EXERCISE -> Some lines in the records below may hold the word "collected"; give the number of those lines and nothing else.
** Start of DATA FOR THE TASK **
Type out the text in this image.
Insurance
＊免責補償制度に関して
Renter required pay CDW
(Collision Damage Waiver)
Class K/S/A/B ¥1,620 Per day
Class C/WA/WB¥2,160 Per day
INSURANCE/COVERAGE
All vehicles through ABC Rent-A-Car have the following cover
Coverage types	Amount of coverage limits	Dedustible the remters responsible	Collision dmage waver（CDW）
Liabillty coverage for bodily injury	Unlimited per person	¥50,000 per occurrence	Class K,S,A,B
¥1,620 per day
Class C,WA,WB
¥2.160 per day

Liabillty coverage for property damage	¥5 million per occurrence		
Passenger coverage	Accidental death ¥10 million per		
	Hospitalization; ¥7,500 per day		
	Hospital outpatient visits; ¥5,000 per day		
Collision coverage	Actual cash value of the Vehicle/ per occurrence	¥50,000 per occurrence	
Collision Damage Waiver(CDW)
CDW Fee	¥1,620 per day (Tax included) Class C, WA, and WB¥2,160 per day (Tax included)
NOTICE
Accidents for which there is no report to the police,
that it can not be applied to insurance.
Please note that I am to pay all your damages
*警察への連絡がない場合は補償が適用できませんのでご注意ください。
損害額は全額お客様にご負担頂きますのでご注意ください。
** End of DATA FOR THE TASK **
** Start of DATA FOR THE TASK **
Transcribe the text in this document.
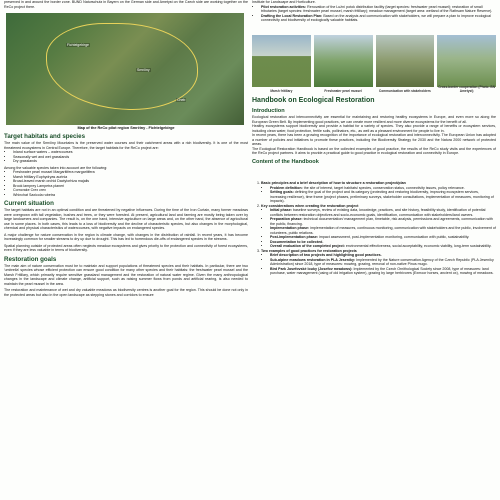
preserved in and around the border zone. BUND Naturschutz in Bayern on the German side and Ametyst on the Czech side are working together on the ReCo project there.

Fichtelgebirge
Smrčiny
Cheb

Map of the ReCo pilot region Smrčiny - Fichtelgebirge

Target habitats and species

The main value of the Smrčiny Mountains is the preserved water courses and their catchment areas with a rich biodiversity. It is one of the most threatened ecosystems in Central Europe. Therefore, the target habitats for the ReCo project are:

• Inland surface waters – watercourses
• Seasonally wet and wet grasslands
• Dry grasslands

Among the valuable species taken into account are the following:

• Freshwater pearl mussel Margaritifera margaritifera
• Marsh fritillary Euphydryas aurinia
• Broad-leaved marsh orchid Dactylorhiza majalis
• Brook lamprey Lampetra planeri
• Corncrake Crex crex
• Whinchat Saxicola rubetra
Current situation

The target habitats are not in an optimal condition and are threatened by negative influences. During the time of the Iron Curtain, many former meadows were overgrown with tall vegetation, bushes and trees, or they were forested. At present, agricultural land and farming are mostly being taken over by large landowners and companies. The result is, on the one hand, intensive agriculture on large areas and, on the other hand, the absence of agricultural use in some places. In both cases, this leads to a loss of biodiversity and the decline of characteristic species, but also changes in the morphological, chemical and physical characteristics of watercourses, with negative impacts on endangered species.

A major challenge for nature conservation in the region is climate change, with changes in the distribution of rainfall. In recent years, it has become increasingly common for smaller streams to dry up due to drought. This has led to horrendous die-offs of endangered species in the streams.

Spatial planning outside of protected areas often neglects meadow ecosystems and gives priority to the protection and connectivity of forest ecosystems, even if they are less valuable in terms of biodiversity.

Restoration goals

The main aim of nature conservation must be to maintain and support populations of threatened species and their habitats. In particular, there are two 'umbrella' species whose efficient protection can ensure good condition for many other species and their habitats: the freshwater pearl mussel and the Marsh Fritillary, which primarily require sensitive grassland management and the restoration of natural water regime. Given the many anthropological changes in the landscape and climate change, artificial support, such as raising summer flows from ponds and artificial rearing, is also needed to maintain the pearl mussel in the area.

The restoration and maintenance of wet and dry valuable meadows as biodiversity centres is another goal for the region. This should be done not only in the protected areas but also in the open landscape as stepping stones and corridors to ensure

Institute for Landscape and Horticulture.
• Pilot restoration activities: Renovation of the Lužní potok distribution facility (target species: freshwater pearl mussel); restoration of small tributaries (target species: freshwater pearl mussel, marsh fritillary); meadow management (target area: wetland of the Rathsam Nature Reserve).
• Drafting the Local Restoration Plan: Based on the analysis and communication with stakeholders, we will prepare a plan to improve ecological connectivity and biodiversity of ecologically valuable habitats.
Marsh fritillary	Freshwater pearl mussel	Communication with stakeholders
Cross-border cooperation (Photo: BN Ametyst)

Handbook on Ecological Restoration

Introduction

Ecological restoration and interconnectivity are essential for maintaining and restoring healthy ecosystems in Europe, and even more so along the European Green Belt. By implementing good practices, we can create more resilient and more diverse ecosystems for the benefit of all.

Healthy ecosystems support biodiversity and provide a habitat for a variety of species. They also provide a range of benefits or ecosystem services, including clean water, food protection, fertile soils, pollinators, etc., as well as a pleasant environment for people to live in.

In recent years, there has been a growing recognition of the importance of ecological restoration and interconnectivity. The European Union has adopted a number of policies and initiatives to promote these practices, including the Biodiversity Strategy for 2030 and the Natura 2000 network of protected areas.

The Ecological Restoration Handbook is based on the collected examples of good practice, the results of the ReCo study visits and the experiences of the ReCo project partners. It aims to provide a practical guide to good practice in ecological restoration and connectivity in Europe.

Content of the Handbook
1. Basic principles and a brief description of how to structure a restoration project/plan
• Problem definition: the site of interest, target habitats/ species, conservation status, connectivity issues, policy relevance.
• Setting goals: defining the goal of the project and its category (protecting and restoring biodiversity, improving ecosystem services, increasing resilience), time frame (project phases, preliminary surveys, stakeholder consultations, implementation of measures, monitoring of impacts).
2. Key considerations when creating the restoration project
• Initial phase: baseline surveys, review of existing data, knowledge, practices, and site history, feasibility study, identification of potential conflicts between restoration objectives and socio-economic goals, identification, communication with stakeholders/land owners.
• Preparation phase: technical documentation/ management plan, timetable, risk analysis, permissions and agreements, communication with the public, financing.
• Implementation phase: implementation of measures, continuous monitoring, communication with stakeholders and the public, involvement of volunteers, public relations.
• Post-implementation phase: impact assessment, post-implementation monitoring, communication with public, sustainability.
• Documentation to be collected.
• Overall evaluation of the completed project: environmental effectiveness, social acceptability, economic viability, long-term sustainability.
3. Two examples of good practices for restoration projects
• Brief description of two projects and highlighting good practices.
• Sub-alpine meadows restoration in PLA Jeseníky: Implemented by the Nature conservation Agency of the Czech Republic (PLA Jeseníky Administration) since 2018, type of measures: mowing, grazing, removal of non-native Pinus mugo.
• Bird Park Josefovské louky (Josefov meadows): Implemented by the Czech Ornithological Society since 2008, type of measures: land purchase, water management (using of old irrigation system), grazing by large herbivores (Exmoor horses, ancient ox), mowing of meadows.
** End of DATA FOR THE TASK **
FULL RESPONSE -> 2